500 Schools Reported 0 Cases Of Rape In 2014, And Here’s Why

By Elena Weissmann 

The Washington Post published an article in June featuring a list of universities and their respective number of reported rape cases for 2014. While Brown University and the University of Connecticut topped the list—at 43 reported rapes each—schools like Northwestern and Johns Hopkins nearly bottomed out at just three.

Although the Post noted a degree of progress, it went on to argue that schools with the highest number of reported rapes—about 10 percent of college women—were still not hitting the oft-quoted one-in-five statistic, which claims one out of every five college women experience some form of sexual assault. That’s why it was so surprising, then, that the Post barely touched upon a number that overshadowed all others on the list: zero.

There were zero reported cases of rape at five hundred schools in the year 2014, according to The Washington Post’s analysis. These are not small, low-profile schools. New York University, Brigham Young University-Idaho, and CUNY Hunter College are all institutions with over 20,000 students that reported zero incidents of rape.

This is “statistically impossible,” Dr. Gail Stern, a sexual assault educator, told TheDCNF. “It makes absolutely no sense. It just tells you the level of denial.”

Mark Goodman, professor and knight chair in scholastic journalism at Kent State University, echoed that statement to TheDCNF. “The likelihood that there are zero such instances in a calendar year is virtually non-existent,” he said.

Goodman suggested that there are two possible reasons for the reports—or lack thereof: students are too uncomfortable to report the crime, or schools are receiving the reports but not filing the cases under federal guidelines. “In any case, the school looks really bad,” he said.

The federal mandatory campus crime reporting law, known as the Clery Act, may contain loopholes that allow schools to grossly under report the number of students that come forward with rape allegations. For example, all counselors with confidentiality protection are exempt from reporting rape cases under the Clery Act, which distorts the number of official claims.

Sexual assaults are only counted by an institution if reported to individuals known as “campus security authorities,” according to the Clery Center for Security on Campus. The loose term may include campus police departments, administrative bodies, and campus centers, such as student health centers. Reported crimes must also take place on campus or within one block of campus to count.

Nikki Cooter, the official at Syracuse University responsible for gathering data on sexual assault, told TheDCNF she sends out a campus-wide email soliciting accounts of sexual assault from all campus authorities.

“As far as I know, they have reported every single case that I’m aware of,” said Cooter.

Syracuse, which boasts a student population of 21,492, reported just one case of rape in 2014. Cooter could not explain the impossibly low number.

“I cannot hazard a guess as to why,” she said. “I am not personally aware of anything that makes reporting more difficult here as opposed to anywhere else.”

Cooter added that it would take students some time to become “comfortable” enough with the “structure” to report their sexual assaults.

The official number of reported rapes for Syracuse in 2014 will jump from one to four, Cooter said, “because there is now additional information…but that’s not a reflection of us hiding anything.”

Schools do not necessarily collect data from all possible authorities.

▸ **EXTRACTED ENTRIES**:

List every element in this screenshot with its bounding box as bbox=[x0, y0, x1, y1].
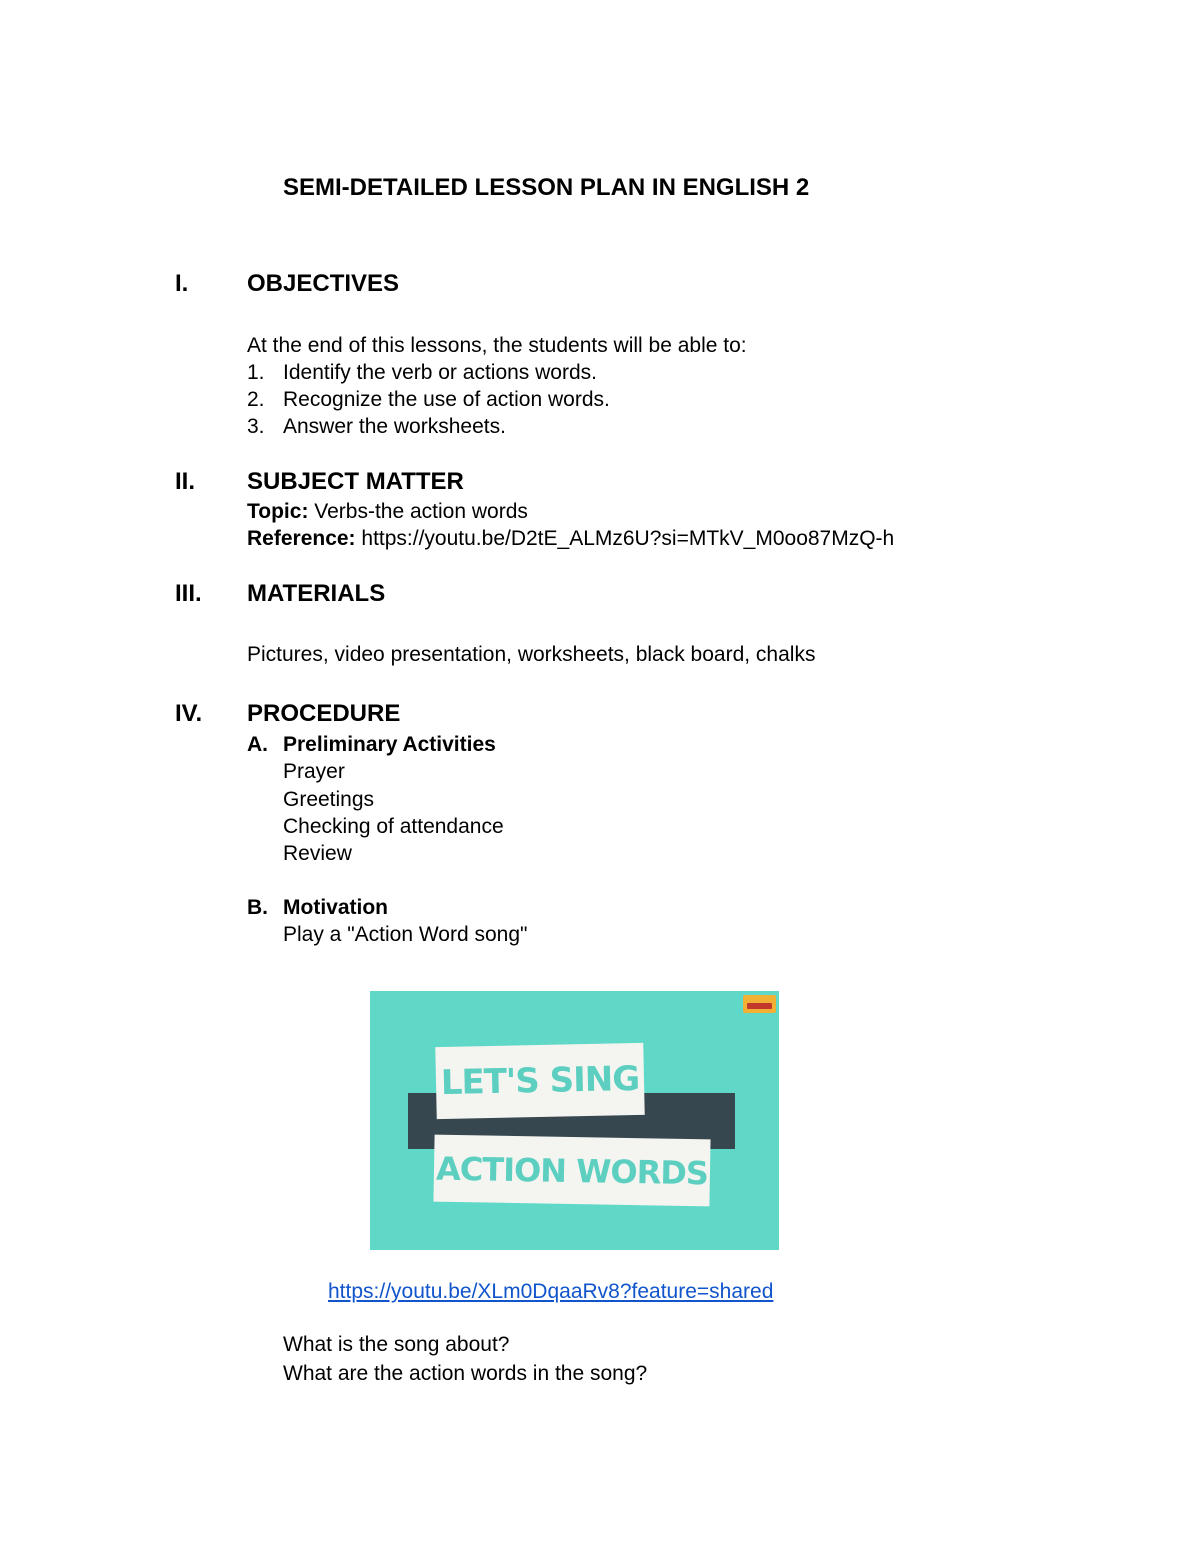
song-video-link[interactable]: https://youtu.be/XLm0DqaaRv8?feature=shared bbox=[328, 1280, 774, 1303]
page-title: SEMI-DETAILED LESSON PLAN IN ENGLISH 2 bbox=[283, 174, 810, 201]
video-thumbnail bbox=[370, 991, 779, 1250]
subsection-letter: A. bbox=[247, 733, 268, 756]
objective-item: Recognize the use of action words. bbox=[283, 388, 610, 411]
reference-value: https://youtu.be/D2tE_ALMz6U?si=MTkV_M0oo87MzQ-h bbox=[361, 527, 895, 550]
channel-logo-icon bbox=[743, 995, 776, 1013]
discussion-question: What is the song about? bbox=[283, 1333, 510, 1356]
subsection-letter: B. bbox=[247, 896, 268, 919]
preliminary-item: Review bbox=[283, 842, 352, 865]
section-number-objectives: I. bbox=[175, 270, 189, 297]
subsection-title-preliminary: Preliminary Activities bbox=[283, 733, 496, 756]
thumbnail-banner-line2: ACTION WORDS bbox=[433, 1135, 710, 1207]
materials-text: Pictures, video presentation, worksheets, black board, chalks bbox=[247, 643, 816, 666]
preliminary-item: Prayer bbox=[283, 760, 345, 783]
thumbnail-banner-line1: LET'S SING bbox=[435, 1043, 644, 1119]
section-title-subject-matter: SUBJECT MATTER bbox=[247, 468, 464, 495]
objective-item: Answer the worksheets. bbox=[283, 415, 506, 438]
preliminary-item: Checking of attendance bbox=[283, 815, 504, 838]
section-number-materials: III. bbox=[175, 580, 202, 607]
subsection-title-motivation: Motivation bbox=[283, 896, 388, 919]
section-number-procedure: IV. bbox=[175, 700, 203, 727]
objective-item: Identify the verb or actions words. bbox=[283, 361, 597, 384]
objectives-intro: At the end of this lessons, the students will be able to: bbox=[247, 334, 747, 357]
objective-number: 3. bbox=[247, 415, 265, 438]
section-title-materials: MATERIALS bbox=[247, 580, 386, 607]
objective-number: 1. bbox=[247, 361, 265, 384]
section-number-subject-matter: II. bbox=[175, 468, 196, 495]
topic-value: Verbs-the action words bbox=[314, 500, 528, 523]
topic-line bbox=[247, 500, 528, 524]
preliminary-item: Greetings bbox=[283, 788, 375, 811]
discussion-question: What are the action words in the song? bbox=[283, 1362, 648, 1385]
reference-label: Reference: bbox=[247, 527, 356, 550]
reference-line bbox=[247, 527, 894, 551]
section-title-objectives: OBJECTIVES bbox=[247, 270, 400, 297]
section-title-procedure: PROCEDURE bbox=[247, 700, 401, 727]
objective-number: 2. bbox=[247, 388, 265, 411]
motivation-text: Play a "Action Word song" bbox=[283, 923, 528, 946]
topic-label: Topic: bbox=[247, 500, 309, 523]
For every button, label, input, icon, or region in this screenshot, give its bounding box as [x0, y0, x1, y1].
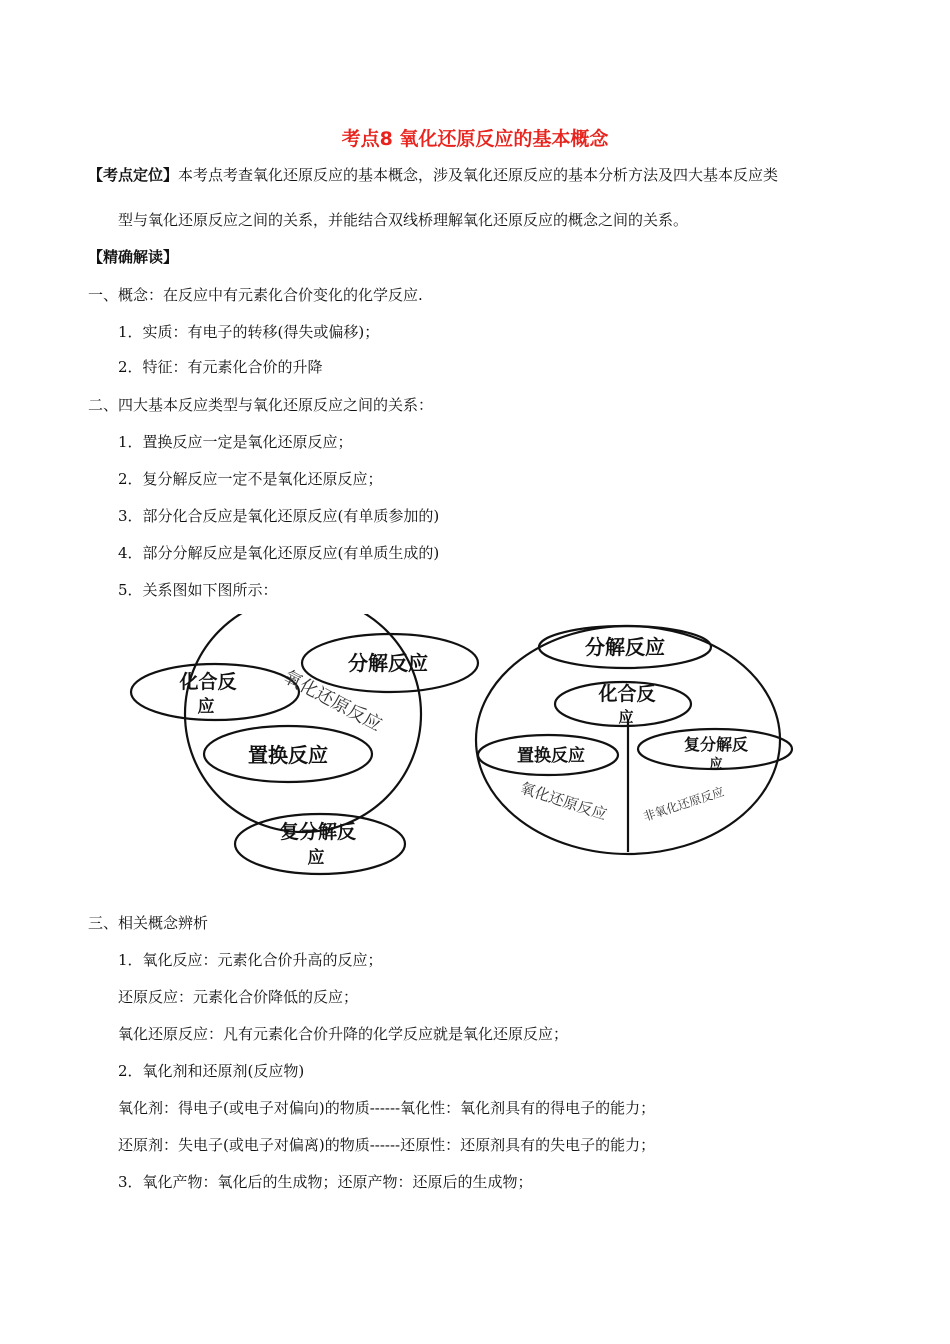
left-combination-label-1: 化合反: [179, 671, 237, 693]
left-redox-label: 氧化还原反应: [279, 666, 386, 736]
section2-item-2: 2．复分解反应一定不是氧化还原反应；: [118, 470, 383, 488]
section2-item-4: 4．部分分解反应是氧化还原反应(有单质生成的): [118, 544, 440, 562]
section2-item-1: 1．置换反应一定是氧化还原反应；: [118, 433, 353, 451]
interpretation-heading: 【精确解读】: [88, 248, 179, 266]
section1-heading: 一、概念：在反应中有元素化合价变化的化学反应.: [88, 286, 423, 304]
section3-heading: 三、相关概念辨析: [88, 914, 209, 932]
right-non-redox-label: 非氧化还原反应: [641, 784, 726, 824]
positioning-text-2: 型与氧化还原反应之间的关系，并能结合双线桥理解氧化还原反应的概念之间的关系。: [118, 211, 689, 229]
left-redox-circle: [185, 614, 421, 832]
section3-line-2: 还原反应：元素化合价降低的反应；: [118, 988, 359, 1006]
section3-line-4: 2．氧化剂和还原剂(反应物): [118, 1062, 305, 1080]
right-decomposition-label: 分解反应: [585, 635, 665, 659]
right-double-decomposition-label-1: 复分解反: [683, 735, 749, 754]
right-double-decomposition-label-2: 应: [709, 757, 723, 772]
left-decomposition-label: 分解反应: [348, 651, 428, 675]
positioning-text-1: 本考点考查氧化还原反应的基本概念，涉及氧化还原反应的基本分析方法及四大基本反应类: [178, 166, 779, 184]
section3-line-7: 3．氧化产物：氧化后的生成物；还原产物：还原后的生成物；: [118, 1173, 533, 1191]
right-combination-label-2: 应: [618, 708, 634, 726]
right-displacement-label: 置换反应: [517, 746, 585, 766]
left-double-decomposition-label-1: 复分解反: [279, 821, 357, 843]
right-redox-label: 氧化还原反应: [517, 778, 610, 824]
section2-item-5: 5．关系图如下图所示：: [118, 581, 278, 599]
section3-line-3: 氧化还原反应：凡有元素化合价升降的化学反应就是氧化还原反应；: [118, 1025, 569, 1043]
right-combination-label-1: 化合反: [598, 683, 656, 705]
section2-item-3: 3．部分化合反应是氧化还原反应(有单质参加的): [118, 507, 440, 525]
left-combination-label-2: 应: [197, 697, 215, 717]
positioning-label: 【考点定位】: [88, 166, 179, 184]
positioning-paragraph-line-1: [88, 165, 778, 185]
left-displacement-label: 置换反应: [248, 743, 328, 767]
section2-heading: 二、四大基本反应类型与氧化还原反应之间的关系：: [88, 396, 434, 414]
section1-item-1: 1．实质：有电子的转移(得失或偏移)；: [118, 323, 380, 341]
section3-line-6: 还原剂：失电子(或电子对偏离)的物质------还原性：还原剂具有的失电子的能力；: [118, 1136, 656, 1154]
page-title: 考点8 氧化还原反应的基本概念: [341, 128, 609, 150]
left-double-decomposition-label-2: 应: [307, 848, 325, 868]
section3-line-1: 1．氧化反应：元素化合价升高的反应；: [118, 951, 383, 969]
section3-line-5: 氧化剂：得电子(或电子对偏向)的物质------氧化性：氧化剂具有的得电子的能力；: [118, 1099, 656, 1117]
reaction-relationship-diagram: [120, 614, 800, 879]
section1-item-2: 2．特征：有元素化合价的升降: [118, 358, 323, 376]
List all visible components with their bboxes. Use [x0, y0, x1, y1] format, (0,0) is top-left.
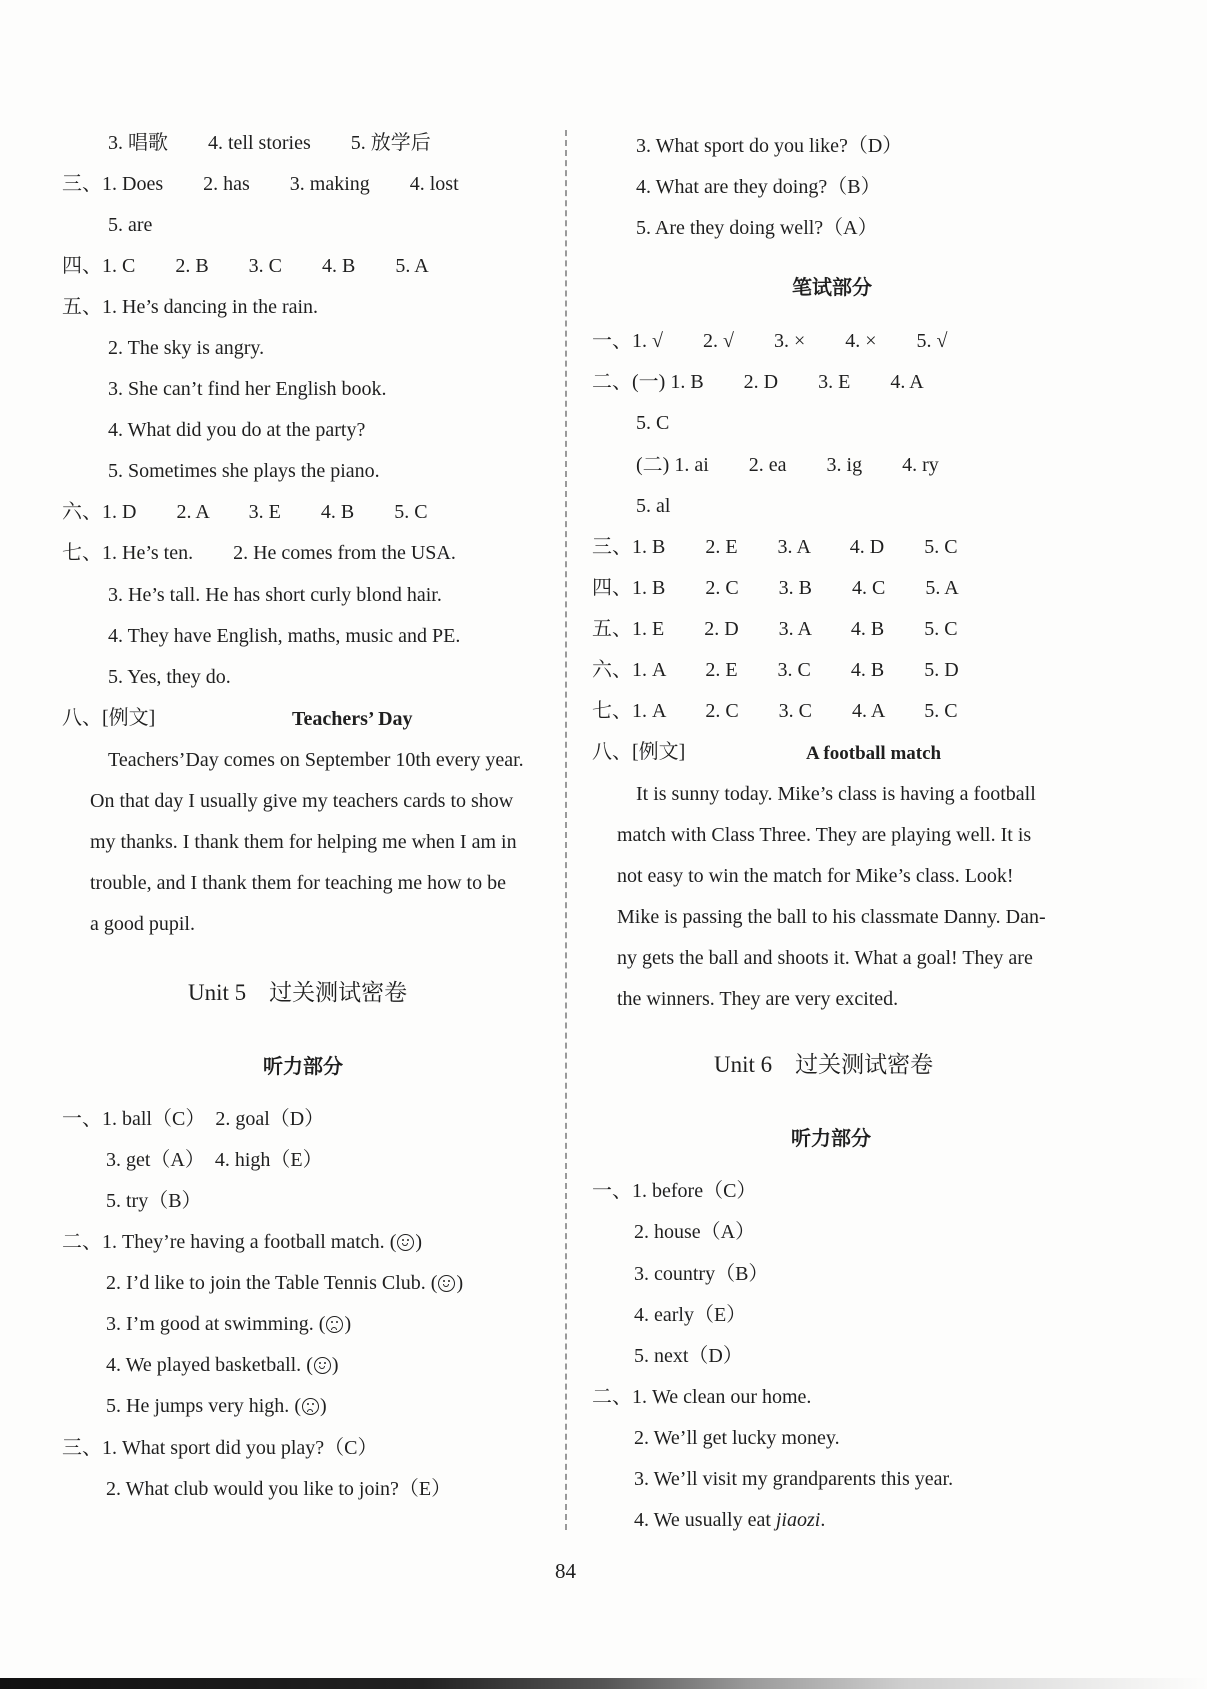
answer-line: 2. What club would you like to join?（E）: [106, 1478, 452, 1500]
answer-line: 3. We’ll visit my grandparents this year.: [634, 1468, 954, 1490]
answer-line: 5. Sometimes she plays the piano.: [108, 460, 380, 482]
happy-face-icon: [314, 1357, 331, 1374]
essay-line: match with Class Three. They are playing well. It is: [617, 824, 1032, 846]
sad-face-icon: [302, 1398, 319, 1415]
answer-line: 七、1. A 2. C 3. C 4. A 5. C: [592, 700, 958, 722]
answer-line: 3. I’m good at swimming. ( ): [106, 1313, 352, 1335]
answer-line: 4. We usually eat jiaozi.: [634, 1509, 826, 1531]
essay-line: It is sunny today. Mike’s class is having a football: [636, 783, 1036, 805]
answer-line: 四、1. B 2. C 3. B 4. C 5. A: [592, 577, 959, 599]
answer-line: 3. He’s tall. He has short curly blond hair.: [108, 584, 442, 606]
happy-face-icon: [397, 1234, 414, 1251]
sad-face-icon: [326, 1316, 343, 1333]
column-divider: [565, 130, 567, 1530]
answer-line: 三、1. B 2. E 3. A 4. D 5. C: [592, 536, 958, 558]
essay-line: not easy to win the match for Mike’s class. Look!: [617, 865, 1014, 887]
answer-line: 5. Are they doing well?（A）: [636, 217, 878, 239]
answer-line: 2. I’d like to join the Table Tennis Club. ( ): [106, 1272, 464, 1294]
answer-line: 3. She can’t find her English book.: [108, 378, 387, 400]
answer-line: 二、1. They’re having a football match. ( ): [62, 1231, 423, 1253]
essay-line: my thanks. I thank them for helping me when I am in: [90, 831, 517, 853]
essay-line: On that day I usually give my teachers cards to show: [90, 790, 514, 812]
unit-title: Unit 6 过关测试密卷: [714, 1052, 934, 1077]
answer-line: 3. country（B）: [634, 1263, 769, 1285]
section-heading: 笔试部分: [792, 277, 872, 299]
answer-line: 三、1. Does 2. has 3. making 4. lost: [62, 173, 459, 195]
answer-line: 4. We played basketball. ( ): [106, 1354, 339, 1376]
answer-line: 三、1. What sport did you play?（C）: [62, 1437, 378, 1459]
answer-line: 5. He jumps very high. ( ): [106, 1395, 327, 1417]
answer-line: 六、1. D 2. A 3. E 4. B 5. C: [62, 501, 428, 523]
essay-line: the winners. They are very excited.: [617, 988, 899, 1010]
answer-line: 3. 唱歌 4. tell stories 5. 放学后: [108, 132, 431, 154]
essay-line: trouble, and I thank them for teaching me how to be: [90, 872, 506, 894]
essay-title: Teachers’ Day: [292, 708, 413, 730]
page-number: 84: [555, 1559, 576, 1583]
answer-line: 六、1. A 2. E 3. C 4. B 5. D: [592, 659, 959, 681]
answer-line: 2. house（A）: [634, 1221, 756, 1243]
essay-line: Mike is passing the ball to his classmate Danny. Dan-: [617, 906, 1046, 928]
answer-line: 2. The sky is angry.: [108, 337, 265, 359]
answer-line: 二、(一) 1. B 2. D 3. E 4. A: [592, 371, 924, 393]
answer-line: 3. get（A） 4. high（E）: [106, 1149, 323, 1171]
answer-line: 八、[例文]: [62, 707, 156, 729]
answer-line: 4. early（E）: [634, 1304, 747, 1326]
answer-line: 2. We’ll get lucky money.: [634, 1427, 840, 1449]
answer-line: (二) 1. ai 2. ea 3. ig 4. ry: [636, 454, 939, 476]
answer-line: 5. next（D）: [634, 1345, 743, 1367]
answer-line: 3. What sport do you like?（D）: [636, 135, 903, 157]
answer-line: 八、[例文]: [592, 741, 686, 763]
answer-line: 5. C: [636, 412, 670, 434]
section-heading: 听力部分: [791, 1128, 871, 1150]
answer-line: 七、1. He’s ten. 2. He comes from the USA.: [62, 542, 456, 564]
answer-line: 4. They have English, maths, music and PE.: [108, 625, 461, 647]
answer-line: 一、1. ball（C） 2. goal（D）: [62, 1108, 325, 1130]
scan-edge: [0, 1678, 1207, 1689]
answer-line: 四、1. C 2. B 3. C 4. B 5. A: [62, 255, 429, 277]
essay-title: A football match: [806, 743, 942, 764]
unit-title: Unit 5 过关测试密卷: [188, 980, 408, 1005]
essay-line: Teachers’Day comes on September 10th every year.: [108, 749, 524, 771]
answer-line: 五、1. He’s dancing in the rain.: [62, 296, 319, 318]
answer-line: 五、1. E 2. D 3. A 4. B 5. C: [592, 618, 958, 640]
essay-line: a good pupil.: [90, 913, 195, 935]
happy-face-icon: [438, 1275, 455, 1292]
answer-line: 一、1. before（C）: [592, 1180, 757, 1202]
answer-line: 4. What did you do at the party?: [108, 419, 366, 441]
answer-line: 一、1. √ 2. √ 3. × 4. × 5. √: [592, 330, 948, 352]
answer-line: 5. al: [636, 495, 671, 517]
answer-line: 二、1. We clean our home.: [592, 1386, 812, 1408]
section-heading: 听力部分: [263, 1056, 343, 1078]
answer-line: 5. Yes, they do.: [108, 666, 231, 688]
answer-line: 5. are: [108, 214, 153, 236]
essay-line: ny gets the ball and shoots it. What a goal! They are: [617, 947, 1033, 969]
answer-line: 4. What are they doing?（B）: [636, 176, 881, 198]
answer-line: 5. try（B）: [106, 1190, 202, 1212]
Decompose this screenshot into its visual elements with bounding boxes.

▸ **PROBLEM DESCRIPTION**: In the article on campus rape reports, condense the paragraph beginning "Sexual assaults are only counted by an institution" into a short bulleted list that keeps its main facts.

▸ **SOLUTION TO THIS EXERCISE**:
- According to the Clery Center for Security on Campus, an institution counts a sexual assault only if it is reported to "campus security authorities."
- This loose term may cover campus police departments, administrative bodies, and campus centers such as student health centers.
- To count, a reported crime must also take place on campus or within one block of it.